──────── PROVIDED INFORMATION ────────

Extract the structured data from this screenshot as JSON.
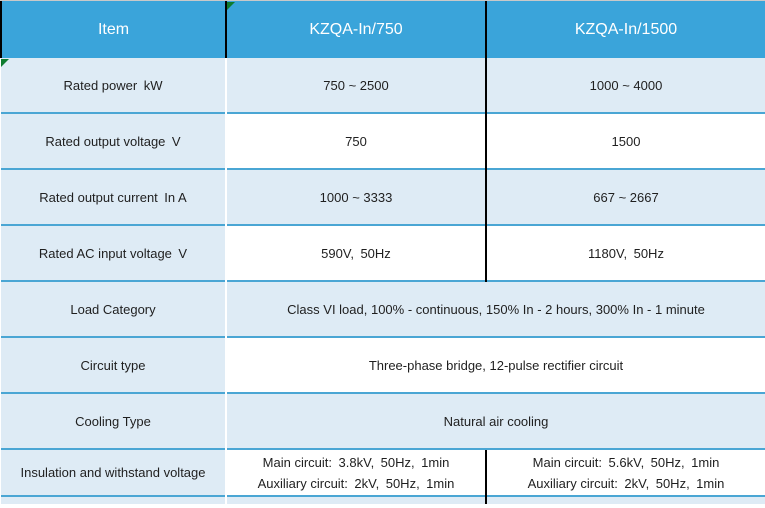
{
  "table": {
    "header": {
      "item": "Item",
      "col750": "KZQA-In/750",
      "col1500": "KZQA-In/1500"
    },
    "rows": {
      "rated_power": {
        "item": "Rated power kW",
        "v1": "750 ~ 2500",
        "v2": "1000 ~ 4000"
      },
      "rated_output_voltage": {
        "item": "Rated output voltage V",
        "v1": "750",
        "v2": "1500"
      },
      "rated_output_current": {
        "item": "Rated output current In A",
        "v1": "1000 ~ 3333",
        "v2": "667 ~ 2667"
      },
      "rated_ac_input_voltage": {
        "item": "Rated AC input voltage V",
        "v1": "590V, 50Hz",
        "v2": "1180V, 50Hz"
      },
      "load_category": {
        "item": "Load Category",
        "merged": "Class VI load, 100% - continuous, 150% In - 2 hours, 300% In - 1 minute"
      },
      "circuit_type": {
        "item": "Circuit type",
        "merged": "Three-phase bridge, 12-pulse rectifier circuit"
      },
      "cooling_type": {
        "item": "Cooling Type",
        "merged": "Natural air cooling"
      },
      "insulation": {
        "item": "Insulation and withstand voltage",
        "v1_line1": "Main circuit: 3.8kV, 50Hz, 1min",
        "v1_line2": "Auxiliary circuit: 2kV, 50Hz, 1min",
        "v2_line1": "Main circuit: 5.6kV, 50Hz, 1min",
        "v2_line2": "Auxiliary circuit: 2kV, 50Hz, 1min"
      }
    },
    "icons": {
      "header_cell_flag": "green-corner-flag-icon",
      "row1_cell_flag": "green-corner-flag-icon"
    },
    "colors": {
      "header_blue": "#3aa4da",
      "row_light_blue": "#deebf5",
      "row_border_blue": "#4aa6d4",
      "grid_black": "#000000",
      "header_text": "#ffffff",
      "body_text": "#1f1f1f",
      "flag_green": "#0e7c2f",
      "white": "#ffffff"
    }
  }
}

────────

* [WRITTEN EXERCISE] Print each entry shown above with exact wording and no pictures.

* [OUTPUT OF THE TASK]
Extract the structured data from this screenshot as JSON.
{
  "table": {
    "header": {
      "item": "Item",
      "col750": "KZQA-In/750",
      "col1500": "KZQA-In/1500"
    },
    "rows": {
      "rated_power": {
        "item": "Rated power kW",
        "v1": "750 ~ 2500",
        "v2": "1000 ~ 4000"
      },
      "rated_output_voltage": {
        "item": "Rated output voltage V",
        "v1": "750",
        "v2": "1500"
      },
      "rated_output_current": {
        "item": "Rated output current In A",
        "v1": "1000 ~ 3333",
        "v2": "667 ~ 2667"
      },
      "rated_ac_input_voltage": {
        "item": "Rated AC input voltage V",
        "v1": "590V, 50Hz",
        "v2": "1180V, 50Hz"
      },
      "load_category": {
        "item": "Load Category",
        "merged": "Class VI load, 100% - continuous, 150% In - 2 hours, 300% In - 1 minute"
      },
      "circuit_type": {
        "item": "Circuit type",
        "merged": "Three-phase bridge, 12-pulse rectifier circuit"
      },
      "cooling_type": {
        "item": "Cooling Type",
        "merged": "Natural air cooling"
      },
      "insulation": {
        "item": "Insulation and withstand voltage",
        "v1_line1": "Main circuit: 3.8kV, 50Hz, 1min",
        "v1_line2": "Auxiliary circuit: 2kV, 50Hz, 1min",
        "v2_line1": "Main circuit: 5.6kV, 50Hz, 1min",
        "v2_line2": "Auxiliary circuit: 2kV, 50Hz, 1min"
      }
    },
    "icons": {
      "header_cell_flag": "green-corner-flag-icon",
      "row1_cell_flag": "green-corner-flag-icon"
    },
    "colors": {
      "header_blue": "#3aa4da",
      "row_light_blue": "#deebf5",
      "row_border_blue": "#4aa6d4",
      "grid_black": "#000000",
      "header_text": "#ffffff",
      "body_text": "#1f1f1f",
      "flag_green": "#0e7c2f",
      "white": "#ffffff"
    }
  }
}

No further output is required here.